▶ _Instructions for the task_
Write out the records below word for word, please.

▶ _Provided entries_
━━━

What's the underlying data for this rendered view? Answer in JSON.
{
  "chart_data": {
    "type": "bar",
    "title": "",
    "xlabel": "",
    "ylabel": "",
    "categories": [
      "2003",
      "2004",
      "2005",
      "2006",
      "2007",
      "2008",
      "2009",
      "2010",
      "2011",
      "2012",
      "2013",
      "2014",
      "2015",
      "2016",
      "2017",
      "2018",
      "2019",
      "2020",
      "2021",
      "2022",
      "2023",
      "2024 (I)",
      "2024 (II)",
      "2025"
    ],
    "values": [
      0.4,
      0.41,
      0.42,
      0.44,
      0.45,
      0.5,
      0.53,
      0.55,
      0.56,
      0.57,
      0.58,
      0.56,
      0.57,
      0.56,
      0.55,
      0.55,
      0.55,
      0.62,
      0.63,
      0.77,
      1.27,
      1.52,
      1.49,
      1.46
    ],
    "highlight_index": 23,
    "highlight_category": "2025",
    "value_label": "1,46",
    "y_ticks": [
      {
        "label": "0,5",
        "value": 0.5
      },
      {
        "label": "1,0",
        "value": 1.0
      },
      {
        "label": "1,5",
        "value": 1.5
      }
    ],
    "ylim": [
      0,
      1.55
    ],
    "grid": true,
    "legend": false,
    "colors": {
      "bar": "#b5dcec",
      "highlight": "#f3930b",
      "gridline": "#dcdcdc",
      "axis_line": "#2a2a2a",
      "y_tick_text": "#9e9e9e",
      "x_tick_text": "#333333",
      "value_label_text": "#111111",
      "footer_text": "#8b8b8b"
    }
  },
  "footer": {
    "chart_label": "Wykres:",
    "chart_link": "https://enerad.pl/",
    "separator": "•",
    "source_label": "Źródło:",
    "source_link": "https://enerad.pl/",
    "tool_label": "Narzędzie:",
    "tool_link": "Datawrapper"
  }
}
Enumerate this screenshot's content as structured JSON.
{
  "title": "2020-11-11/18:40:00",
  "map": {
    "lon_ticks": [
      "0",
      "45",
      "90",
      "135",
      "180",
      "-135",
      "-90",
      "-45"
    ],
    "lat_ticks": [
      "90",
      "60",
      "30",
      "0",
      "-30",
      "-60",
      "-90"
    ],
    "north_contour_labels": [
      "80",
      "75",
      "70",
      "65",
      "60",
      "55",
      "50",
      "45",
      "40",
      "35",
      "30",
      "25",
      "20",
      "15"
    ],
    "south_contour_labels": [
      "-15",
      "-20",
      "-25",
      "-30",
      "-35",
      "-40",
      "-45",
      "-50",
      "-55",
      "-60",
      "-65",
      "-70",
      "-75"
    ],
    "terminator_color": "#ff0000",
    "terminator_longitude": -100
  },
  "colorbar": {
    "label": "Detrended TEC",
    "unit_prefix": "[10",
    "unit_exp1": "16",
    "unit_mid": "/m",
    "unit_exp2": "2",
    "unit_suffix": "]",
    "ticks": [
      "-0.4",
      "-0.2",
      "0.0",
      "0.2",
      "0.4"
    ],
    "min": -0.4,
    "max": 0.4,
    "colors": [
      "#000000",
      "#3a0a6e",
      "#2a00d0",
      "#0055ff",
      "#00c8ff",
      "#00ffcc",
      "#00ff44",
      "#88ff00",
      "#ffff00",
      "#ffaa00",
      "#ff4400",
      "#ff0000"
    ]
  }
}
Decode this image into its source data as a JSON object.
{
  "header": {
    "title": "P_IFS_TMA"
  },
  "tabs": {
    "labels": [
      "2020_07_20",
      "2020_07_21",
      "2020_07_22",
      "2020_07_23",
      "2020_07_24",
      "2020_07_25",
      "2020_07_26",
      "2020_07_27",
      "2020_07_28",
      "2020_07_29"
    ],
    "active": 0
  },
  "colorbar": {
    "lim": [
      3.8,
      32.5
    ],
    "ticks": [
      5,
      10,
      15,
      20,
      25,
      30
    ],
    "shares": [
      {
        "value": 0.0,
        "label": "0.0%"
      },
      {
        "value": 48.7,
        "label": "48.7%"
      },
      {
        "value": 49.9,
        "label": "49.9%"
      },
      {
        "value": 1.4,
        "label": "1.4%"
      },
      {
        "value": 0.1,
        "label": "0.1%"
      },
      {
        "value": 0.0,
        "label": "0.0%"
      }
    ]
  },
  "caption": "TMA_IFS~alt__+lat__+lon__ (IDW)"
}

━━━

▶ _Correct output_
What's the underlying data for this rendered view? Answer in JSON.
{
  "chart_data": {
    "type": "bar",
    "title": "",
    "xlabel": "",
    "ylabel": "",
    "categories": [
      "2003",
      "2004",
      "2005",
      "2006",
      "2007",
      "2008",
      "2009",
      "2010",
      "2011",
      "2012",
      "2013",
      "2014",
      "2015",
      "2016",
      "2017",
      "2018",
      "2019",
      "2020",
      "2021",
      "2022",
      "2023",
      "2024 (I)",
      "2024 (II)",
      "2025"
    ],
    "values": [
      0.4,
      0.41,
      0.42,
      0.44,
      0.45,
      0.5,
      0.53,
      0.55,
      0.56,
      0.57,
      0.58,
      0.56,
      0.57,
      0.56,
      0.55,
      0.55,
      0.55,
      0.62,
      0.63,
      0.77,
      1.27,
      1.52,
      1.49,
      1.46
    ],
    "highlight_index": 23,
    "highlight_category": "2025",
    "value_label": "1,46",
    "y_ticks": [
      {
        "label": "0,5",
        "value": 0.5
      },
      {
        "label": "1,0",
        "value": 1.0
      },
      {
        "label": "1,5",
        "value": 1.5
      }
    ],
    "ylim": [
      0,
      1.55
    ],
    "grid": true,
    "legend": false,
    "colors": {
      "bar": "#b5dcec",
      "highlight": "#f3930b",
      "gridline": "#dcdcdc",
      "axis_line": "#2a2a2a",
      "y_tick_text": "#9e9e9e",
      "x_tick_text": "#333333",
      "value_label_text": "#111111",
      "footer_text": "#8b8b8b"
    }
  },
  "footer": {
    "chart_label": "Wykres:",
    "chart_link": "https://enerad.pl/",
    "separator": "•",
    "source_label": "Źródło:",
    "source_link": "https://enerad.pl/",
    "tool_label": "Narzędzie:",
    "tool_link": "Datawrapper"
  }
}
Enumerate this screenshot's content as structured JSON.
{
  "title": "2020-11-11/18:40:00",
  "map": {
    "lon_ticks": [
      "0",
      "45",
      "90",
      "135",
      "180",
      "-135",
      "-90",
      "-45"
    ],
    "lat_ticks": [
      "90",
      "60",
      "30",
      "0",
      "-30",
      "-60",
      "-90"
    ],
    "north_contour_labels": [
      "80",
      "75",
      "70",
      "65",
      "60",
      "55",
      "50",
      "45",
      "40",
      "35",
      "30",
      "25",
      "20",
      "15"
    ],
    "south_contour_labels": [
      "-15",
      "-20",
      "-25",
      "-30",
      "-35",
      "-40",
      "-45",
      "-50",
      "-55",
      "-60",
      "-65",
      "-70",
      "-75"
    ],
    "terminator_color": "#ff0000",
    "terminator_longitude": -100
  },
  "colorbar": {
    "label": "Detrended TEC",
    "unit_prefix": "[10",
    "unit_exp1": "16",
    "unit_mid": "/m",
    "unit_exp2": "2",
    "unit_suffix": "]",
    "ticks": [
      "-0.4",
      "-0.2",
      "0.0",
      "0.2",
      "0.4"
    ],
    "min": -0.4,
    "max": 0.4,
    "colors": [
      "#000000",
      "#3a0a6e",
      "#2a00d0",
      "#0055ff",
      "#00c8ff",
      "#00ffcc",
      "#00ff44",
      "#88ff00",
      "#ffff00",
      "#ffaa00",
      "#ff4400",
      "#ff0000"
    ]
  }
}
Decode this image into its source data as a JSON object.
{
  "header": {
    "title": "P_IFS_TMA"
  },
  "tabs": {
    "labels": [
      "2020_07_20",
      "2020_07_21",
      "2020_07_22",
      "2020_07_23",
      "2020_07_24",
      "2020_07_25",
      "2020_07_26",
      "2020_07_27",
      "2020_07_28",
      "2020_07_29"
    ],
    "active": 0
  },
  "colorbar": {
    "lim": [
      3.8,
      32.5
    ],
    "ticks": [
      5,
      10,
      15,
      20,
      25,
      30
    ],
    "shares": [
      {
        "value": 0.0,
        "label": "0.0%"
      },
      {
        "value": 48.7,
        "label": "48.7%"
      },
      {
        "value": 49.9,
        "label": "49.9%"
      },
      {
        "value": 1.4,
        "label": "1.4%"
      },
      {
        "value": 0.1,
        "label": "0.1%"
      },
      {
        "value": 0.0,
        "label": "0.0%"
      }
    ]
  },
  "caption": "TMA_IFS~alt__+lat__+lon__ (IDW)"
}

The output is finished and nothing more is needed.